─── Input ───

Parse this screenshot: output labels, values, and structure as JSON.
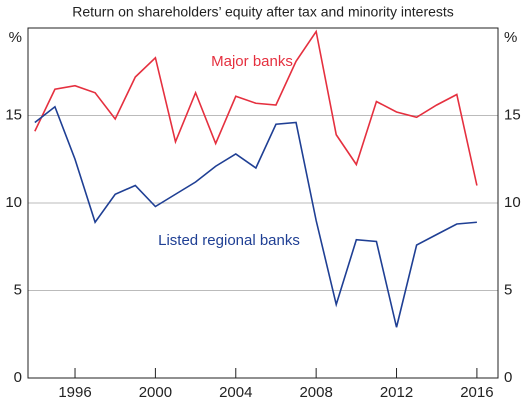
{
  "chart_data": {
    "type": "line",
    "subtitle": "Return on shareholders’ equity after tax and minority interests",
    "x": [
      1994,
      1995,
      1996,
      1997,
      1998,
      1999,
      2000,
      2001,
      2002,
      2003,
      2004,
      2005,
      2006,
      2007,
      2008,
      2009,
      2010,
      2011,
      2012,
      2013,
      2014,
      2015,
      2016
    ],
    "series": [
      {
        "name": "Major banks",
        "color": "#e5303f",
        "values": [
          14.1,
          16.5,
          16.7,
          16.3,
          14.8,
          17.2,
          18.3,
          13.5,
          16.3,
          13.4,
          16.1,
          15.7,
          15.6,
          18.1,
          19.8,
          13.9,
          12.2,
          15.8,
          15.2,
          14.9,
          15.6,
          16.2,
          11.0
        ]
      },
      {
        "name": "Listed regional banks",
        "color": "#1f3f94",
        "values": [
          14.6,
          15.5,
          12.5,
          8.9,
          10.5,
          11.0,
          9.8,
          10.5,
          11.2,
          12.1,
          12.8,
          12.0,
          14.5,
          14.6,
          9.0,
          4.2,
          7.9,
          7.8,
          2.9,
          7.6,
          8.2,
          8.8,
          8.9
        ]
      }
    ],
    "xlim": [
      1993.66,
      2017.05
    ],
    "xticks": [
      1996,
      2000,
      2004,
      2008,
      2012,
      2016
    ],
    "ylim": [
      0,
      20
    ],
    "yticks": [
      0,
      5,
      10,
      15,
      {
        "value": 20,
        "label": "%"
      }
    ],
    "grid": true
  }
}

───
─── Input ───

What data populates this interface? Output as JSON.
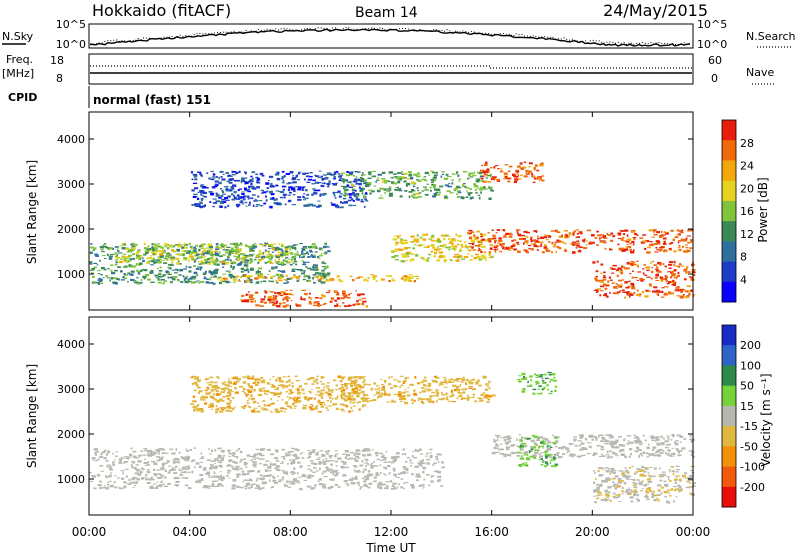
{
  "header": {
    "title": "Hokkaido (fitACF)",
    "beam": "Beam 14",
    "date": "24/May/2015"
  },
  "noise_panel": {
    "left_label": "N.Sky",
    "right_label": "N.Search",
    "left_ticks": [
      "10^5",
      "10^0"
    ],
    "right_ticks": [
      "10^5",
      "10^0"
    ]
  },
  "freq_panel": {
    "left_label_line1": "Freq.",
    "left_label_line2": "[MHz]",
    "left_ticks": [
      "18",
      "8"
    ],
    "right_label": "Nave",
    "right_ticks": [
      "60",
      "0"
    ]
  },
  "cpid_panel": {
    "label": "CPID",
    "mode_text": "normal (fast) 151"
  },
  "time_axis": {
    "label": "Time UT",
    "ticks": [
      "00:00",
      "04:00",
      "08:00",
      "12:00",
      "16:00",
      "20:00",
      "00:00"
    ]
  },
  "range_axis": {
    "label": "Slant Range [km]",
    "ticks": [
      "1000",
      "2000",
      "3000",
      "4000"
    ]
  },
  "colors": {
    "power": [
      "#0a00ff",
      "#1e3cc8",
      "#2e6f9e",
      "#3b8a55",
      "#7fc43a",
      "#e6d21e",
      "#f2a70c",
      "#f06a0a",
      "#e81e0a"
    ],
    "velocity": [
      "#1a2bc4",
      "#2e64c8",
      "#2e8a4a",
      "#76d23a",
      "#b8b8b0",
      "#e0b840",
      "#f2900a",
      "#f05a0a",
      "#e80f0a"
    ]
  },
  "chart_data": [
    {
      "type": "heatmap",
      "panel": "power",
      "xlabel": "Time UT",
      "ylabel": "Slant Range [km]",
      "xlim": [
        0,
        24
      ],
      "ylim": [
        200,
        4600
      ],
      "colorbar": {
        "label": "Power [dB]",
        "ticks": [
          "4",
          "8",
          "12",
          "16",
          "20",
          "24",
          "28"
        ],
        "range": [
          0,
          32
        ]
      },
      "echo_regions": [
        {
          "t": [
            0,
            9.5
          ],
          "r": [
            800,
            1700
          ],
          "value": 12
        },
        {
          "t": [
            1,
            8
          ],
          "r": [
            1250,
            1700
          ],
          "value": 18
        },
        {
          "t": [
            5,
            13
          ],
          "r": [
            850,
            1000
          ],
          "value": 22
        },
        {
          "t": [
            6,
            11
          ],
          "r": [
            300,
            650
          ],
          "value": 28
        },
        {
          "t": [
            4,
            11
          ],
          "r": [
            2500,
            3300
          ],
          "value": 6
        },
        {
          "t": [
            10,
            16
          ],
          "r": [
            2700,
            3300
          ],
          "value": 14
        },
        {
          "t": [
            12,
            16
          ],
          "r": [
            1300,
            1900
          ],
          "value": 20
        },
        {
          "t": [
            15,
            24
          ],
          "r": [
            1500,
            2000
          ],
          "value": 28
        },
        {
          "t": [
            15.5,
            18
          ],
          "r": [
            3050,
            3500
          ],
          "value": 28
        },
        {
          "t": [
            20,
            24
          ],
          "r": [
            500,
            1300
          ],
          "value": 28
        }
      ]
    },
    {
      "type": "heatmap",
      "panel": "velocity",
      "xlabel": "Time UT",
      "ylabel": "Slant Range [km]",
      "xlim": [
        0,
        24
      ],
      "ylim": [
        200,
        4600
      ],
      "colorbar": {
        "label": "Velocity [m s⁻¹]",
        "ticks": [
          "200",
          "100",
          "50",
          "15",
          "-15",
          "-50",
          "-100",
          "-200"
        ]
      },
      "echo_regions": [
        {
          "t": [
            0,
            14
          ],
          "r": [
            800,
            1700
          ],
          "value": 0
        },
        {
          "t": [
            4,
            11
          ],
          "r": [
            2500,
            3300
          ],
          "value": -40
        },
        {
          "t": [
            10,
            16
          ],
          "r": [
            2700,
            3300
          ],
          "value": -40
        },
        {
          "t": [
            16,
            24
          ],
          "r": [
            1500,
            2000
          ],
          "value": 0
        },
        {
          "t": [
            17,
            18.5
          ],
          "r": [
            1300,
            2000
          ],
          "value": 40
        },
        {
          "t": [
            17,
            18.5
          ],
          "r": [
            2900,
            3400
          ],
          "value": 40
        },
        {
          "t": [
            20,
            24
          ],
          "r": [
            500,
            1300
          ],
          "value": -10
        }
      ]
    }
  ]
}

───

• [Exercise]: From the material above, copy each line that includes the word "name".

• [Solution for this problem]:
        "name": "Major banks",
        "name": "Listed regional banks",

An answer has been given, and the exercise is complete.